▸ **THE DATA**
----------------------------------------

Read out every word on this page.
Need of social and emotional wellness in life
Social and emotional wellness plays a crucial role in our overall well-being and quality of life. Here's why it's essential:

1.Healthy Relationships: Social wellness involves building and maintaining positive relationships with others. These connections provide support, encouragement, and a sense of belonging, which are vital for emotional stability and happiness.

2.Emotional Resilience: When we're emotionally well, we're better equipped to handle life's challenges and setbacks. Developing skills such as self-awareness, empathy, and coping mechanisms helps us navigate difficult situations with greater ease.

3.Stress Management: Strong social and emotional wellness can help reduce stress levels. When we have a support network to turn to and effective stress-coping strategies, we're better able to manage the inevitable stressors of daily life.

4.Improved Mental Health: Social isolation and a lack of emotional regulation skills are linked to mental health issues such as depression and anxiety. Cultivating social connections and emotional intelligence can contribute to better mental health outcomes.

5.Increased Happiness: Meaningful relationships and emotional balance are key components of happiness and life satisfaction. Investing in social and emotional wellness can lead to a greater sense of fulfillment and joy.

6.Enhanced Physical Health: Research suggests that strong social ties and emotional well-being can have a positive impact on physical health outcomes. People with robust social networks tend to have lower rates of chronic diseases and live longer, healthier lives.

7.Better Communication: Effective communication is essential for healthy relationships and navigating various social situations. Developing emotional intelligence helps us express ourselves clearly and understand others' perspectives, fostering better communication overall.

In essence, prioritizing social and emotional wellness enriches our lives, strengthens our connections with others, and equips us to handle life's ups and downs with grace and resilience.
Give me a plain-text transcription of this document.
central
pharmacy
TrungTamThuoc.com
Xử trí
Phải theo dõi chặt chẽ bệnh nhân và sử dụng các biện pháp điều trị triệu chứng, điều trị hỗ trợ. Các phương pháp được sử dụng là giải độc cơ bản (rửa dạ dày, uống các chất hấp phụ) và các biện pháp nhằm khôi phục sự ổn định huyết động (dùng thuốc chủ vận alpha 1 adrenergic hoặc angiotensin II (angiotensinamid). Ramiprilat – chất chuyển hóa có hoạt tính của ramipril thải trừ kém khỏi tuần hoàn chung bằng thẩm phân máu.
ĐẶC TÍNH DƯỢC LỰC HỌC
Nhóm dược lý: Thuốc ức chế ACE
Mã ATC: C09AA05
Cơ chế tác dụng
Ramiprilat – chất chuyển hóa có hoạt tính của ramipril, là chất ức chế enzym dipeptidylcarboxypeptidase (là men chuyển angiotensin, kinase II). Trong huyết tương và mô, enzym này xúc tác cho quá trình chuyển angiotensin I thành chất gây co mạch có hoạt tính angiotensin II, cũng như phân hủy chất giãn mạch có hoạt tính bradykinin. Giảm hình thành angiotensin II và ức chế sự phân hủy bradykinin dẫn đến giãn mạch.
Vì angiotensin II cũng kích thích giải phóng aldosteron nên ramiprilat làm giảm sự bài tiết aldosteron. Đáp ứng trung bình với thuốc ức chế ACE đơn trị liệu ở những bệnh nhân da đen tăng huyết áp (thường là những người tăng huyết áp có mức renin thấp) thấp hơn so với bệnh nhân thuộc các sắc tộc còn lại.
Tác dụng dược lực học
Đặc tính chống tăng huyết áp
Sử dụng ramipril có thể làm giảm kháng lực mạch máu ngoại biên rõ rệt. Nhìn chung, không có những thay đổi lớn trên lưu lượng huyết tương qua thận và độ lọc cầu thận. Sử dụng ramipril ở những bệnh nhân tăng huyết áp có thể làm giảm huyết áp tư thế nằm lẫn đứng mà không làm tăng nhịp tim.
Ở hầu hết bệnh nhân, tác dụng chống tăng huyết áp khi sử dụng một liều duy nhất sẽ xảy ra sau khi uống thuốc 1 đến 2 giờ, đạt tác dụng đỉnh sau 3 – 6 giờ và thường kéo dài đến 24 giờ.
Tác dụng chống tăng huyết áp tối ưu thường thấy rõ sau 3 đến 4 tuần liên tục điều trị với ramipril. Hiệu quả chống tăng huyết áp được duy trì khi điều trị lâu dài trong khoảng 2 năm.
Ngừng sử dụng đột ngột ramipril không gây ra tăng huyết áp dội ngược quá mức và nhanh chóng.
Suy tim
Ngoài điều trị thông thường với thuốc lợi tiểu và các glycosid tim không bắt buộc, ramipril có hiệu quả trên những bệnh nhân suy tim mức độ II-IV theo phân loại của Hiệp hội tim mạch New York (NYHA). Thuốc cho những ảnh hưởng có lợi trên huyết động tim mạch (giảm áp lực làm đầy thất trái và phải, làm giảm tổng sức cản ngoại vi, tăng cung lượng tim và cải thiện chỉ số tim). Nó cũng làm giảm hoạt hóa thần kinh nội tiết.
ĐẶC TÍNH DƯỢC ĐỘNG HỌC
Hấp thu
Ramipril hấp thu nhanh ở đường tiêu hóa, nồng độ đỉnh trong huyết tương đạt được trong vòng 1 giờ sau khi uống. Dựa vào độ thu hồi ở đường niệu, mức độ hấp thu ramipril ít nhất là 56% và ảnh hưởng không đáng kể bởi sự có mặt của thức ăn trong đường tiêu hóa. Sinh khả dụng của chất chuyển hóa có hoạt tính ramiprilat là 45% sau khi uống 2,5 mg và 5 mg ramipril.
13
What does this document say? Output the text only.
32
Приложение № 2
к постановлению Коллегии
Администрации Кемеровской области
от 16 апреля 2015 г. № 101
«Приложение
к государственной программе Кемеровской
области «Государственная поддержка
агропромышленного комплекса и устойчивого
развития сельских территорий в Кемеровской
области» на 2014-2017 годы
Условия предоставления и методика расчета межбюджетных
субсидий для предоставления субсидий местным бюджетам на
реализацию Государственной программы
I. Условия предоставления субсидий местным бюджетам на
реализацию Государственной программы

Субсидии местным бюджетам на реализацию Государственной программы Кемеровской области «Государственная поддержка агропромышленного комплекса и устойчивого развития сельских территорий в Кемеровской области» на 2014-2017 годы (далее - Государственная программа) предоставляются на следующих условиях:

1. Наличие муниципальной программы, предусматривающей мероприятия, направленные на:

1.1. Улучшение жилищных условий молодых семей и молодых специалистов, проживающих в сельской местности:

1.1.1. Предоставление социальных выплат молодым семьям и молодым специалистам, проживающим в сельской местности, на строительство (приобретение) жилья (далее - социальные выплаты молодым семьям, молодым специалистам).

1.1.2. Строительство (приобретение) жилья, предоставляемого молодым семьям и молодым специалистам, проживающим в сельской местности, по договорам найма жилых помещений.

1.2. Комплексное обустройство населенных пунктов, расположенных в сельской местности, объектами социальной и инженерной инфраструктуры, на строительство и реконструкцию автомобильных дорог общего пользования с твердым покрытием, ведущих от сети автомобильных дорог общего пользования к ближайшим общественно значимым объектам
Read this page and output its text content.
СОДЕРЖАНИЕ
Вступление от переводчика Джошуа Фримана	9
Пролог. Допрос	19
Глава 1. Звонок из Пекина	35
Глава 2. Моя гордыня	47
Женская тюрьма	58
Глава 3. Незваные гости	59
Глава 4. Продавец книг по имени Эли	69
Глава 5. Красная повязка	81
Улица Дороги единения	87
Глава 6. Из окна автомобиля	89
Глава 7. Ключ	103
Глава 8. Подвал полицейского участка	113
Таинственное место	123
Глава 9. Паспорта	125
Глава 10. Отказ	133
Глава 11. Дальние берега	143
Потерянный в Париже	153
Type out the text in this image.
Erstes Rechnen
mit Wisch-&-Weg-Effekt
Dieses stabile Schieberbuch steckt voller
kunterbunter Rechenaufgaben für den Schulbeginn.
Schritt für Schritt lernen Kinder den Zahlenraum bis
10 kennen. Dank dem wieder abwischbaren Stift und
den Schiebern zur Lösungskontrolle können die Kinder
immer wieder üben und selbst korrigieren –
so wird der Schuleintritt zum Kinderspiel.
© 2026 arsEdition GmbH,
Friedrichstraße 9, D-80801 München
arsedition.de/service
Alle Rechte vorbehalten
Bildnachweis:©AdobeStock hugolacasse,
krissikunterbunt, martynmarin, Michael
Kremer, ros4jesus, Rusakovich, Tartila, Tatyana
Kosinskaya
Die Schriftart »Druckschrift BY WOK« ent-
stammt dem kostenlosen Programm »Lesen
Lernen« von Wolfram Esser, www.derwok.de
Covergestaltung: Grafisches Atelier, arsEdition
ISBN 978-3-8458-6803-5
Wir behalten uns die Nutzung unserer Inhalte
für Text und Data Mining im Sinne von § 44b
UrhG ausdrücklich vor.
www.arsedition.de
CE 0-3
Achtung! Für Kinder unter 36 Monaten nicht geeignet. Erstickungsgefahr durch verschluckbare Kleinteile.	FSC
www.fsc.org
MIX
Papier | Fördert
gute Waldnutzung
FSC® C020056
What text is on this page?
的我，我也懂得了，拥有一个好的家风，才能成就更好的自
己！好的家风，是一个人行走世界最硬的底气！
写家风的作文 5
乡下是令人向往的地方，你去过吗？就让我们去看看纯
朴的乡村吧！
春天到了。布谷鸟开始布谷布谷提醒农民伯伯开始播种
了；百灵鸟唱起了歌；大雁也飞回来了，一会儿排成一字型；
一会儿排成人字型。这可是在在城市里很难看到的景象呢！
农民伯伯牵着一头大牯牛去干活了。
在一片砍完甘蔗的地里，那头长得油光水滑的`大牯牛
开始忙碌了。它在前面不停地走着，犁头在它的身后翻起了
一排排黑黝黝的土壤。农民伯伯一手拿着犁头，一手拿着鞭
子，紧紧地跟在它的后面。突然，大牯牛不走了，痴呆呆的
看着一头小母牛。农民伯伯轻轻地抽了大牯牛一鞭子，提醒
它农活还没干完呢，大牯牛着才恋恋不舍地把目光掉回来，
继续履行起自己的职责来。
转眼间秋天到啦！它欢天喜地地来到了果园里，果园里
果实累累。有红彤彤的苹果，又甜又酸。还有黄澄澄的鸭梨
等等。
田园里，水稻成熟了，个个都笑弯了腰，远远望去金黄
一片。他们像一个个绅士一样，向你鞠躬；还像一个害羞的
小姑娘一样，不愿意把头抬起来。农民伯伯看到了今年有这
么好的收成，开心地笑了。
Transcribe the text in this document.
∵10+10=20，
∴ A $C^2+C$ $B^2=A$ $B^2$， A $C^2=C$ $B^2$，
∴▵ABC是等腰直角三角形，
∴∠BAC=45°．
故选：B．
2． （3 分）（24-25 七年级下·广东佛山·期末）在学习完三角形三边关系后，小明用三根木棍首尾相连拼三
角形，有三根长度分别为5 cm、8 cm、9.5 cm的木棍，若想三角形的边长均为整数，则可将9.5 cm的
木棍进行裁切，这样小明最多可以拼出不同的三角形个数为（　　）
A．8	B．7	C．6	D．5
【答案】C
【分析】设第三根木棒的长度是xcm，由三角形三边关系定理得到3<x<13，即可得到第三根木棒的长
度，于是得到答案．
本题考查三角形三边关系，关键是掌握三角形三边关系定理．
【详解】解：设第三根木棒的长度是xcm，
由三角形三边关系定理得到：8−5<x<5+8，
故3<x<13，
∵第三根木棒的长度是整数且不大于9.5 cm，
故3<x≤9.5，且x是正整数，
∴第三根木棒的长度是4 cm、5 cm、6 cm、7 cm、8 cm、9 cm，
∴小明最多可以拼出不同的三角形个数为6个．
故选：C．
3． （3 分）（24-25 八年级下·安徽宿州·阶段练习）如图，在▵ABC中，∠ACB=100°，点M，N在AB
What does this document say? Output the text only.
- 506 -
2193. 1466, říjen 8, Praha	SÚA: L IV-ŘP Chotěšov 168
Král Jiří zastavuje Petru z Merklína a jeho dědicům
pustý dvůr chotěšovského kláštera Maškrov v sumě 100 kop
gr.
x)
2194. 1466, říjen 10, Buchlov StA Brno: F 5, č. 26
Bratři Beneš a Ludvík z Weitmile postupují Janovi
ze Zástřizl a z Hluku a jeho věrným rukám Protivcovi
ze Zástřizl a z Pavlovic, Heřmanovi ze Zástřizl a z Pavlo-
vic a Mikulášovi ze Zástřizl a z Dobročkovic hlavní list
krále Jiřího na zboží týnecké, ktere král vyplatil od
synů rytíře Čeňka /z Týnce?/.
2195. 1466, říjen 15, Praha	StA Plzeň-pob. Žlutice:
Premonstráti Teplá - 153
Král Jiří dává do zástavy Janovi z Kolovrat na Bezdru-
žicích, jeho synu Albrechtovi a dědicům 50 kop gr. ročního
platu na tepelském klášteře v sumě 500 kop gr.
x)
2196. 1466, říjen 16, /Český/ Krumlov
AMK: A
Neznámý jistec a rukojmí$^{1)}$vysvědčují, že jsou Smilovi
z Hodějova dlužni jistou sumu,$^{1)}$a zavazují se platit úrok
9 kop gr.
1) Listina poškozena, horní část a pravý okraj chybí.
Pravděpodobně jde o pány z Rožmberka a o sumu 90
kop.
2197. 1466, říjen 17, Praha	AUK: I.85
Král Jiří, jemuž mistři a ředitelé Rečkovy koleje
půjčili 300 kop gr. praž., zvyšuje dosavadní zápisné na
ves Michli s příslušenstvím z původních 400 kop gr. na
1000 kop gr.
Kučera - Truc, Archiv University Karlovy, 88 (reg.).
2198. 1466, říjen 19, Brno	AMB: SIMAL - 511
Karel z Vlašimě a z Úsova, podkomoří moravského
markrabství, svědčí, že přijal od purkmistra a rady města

----------------------------------------

▸ **WHAT YOU HAVE TO DO**
Return all lines with the word "greater" in them.

▸ **WRITTEN ANSWER**
2.Emotional Resilience: When we're emotionally well, we're better equipped to handle life's challenges and setbacks. Developing skills such as self-awareness, empathy, and coping mechanisms helps us navigate difficult situations with greater ease.
5.Increased Happiness: Meaningful relationships and emotional balance are key components of happiness and life satisfaction. Investing in social and emotional wellness can lead to a greater sense of fulfillment and joy.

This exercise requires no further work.